● **Exercise goal**
Make an exact copy of the records, with the images left out.
══ Data provided
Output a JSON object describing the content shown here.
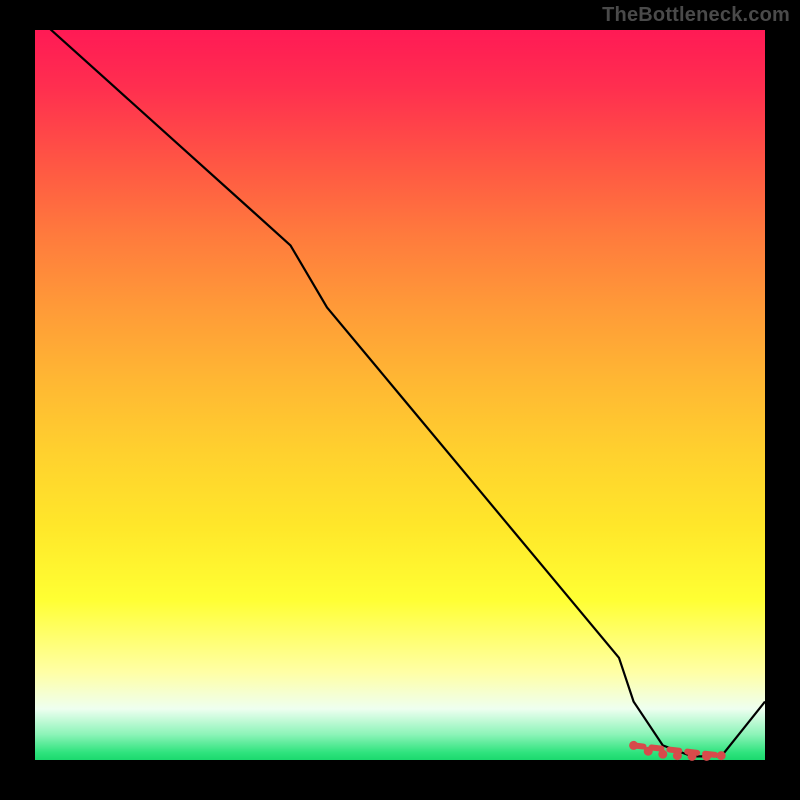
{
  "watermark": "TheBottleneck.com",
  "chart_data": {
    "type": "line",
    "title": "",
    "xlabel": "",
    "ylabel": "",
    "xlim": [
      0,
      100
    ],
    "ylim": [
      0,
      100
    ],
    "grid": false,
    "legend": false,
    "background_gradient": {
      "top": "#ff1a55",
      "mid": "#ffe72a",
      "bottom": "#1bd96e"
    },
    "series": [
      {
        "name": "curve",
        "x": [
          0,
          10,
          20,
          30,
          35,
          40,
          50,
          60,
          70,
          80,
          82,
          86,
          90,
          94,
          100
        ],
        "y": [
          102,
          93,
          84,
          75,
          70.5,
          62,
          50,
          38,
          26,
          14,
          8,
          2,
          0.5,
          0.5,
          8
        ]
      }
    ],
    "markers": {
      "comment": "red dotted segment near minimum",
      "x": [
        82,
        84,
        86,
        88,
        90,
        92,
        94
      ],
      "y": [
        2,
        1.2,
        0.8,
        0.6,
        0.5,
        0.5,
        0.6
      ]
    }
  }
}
════
● **Complete answer**
Output a JSON object describing the content shown here.
{
  "watermark": "TheBottleneck.com",
  "chart_data": {
    "type": "line",
    "title": "",
    "xlabel": "",
    "ylabel": "",
    "xlim": [
      0,
      100
    ],
    "ylim": [
      0,
      100
    ],
    "grid": false,
    "legend": false,
    "background_gradient": {
      "top": "#ff1a55",
      "mid": "#ffe72a",
      "bottom": "#1bd96e"
    },
    "series": [
      {
        "name": "curve",
        "x": [
          0,
          10,
          20,
          30,
          35,
          40,
          50,
          60,
          70,
          80,
          82,
          86,
          90,
          94,
          100
        ],
        "y": [
          102,
          93,
          84,
          75,
          70.5,
          62,
          50,
          38,
          26,
          14,
          8,
          2,
          0.5,
          0.5,
          8
        ]
      }
    ],
    "markers": {
      "comment": "red dotted segment near minimum",
      "x": [
        82,
        84,
        86,
        88,
        90,
        92,
        94
      ],
      "y": [
        2,
        1.2,
        0.8,
        0.6,
        0.5,
        0.5,
        0.6
      ]
    }
  }
}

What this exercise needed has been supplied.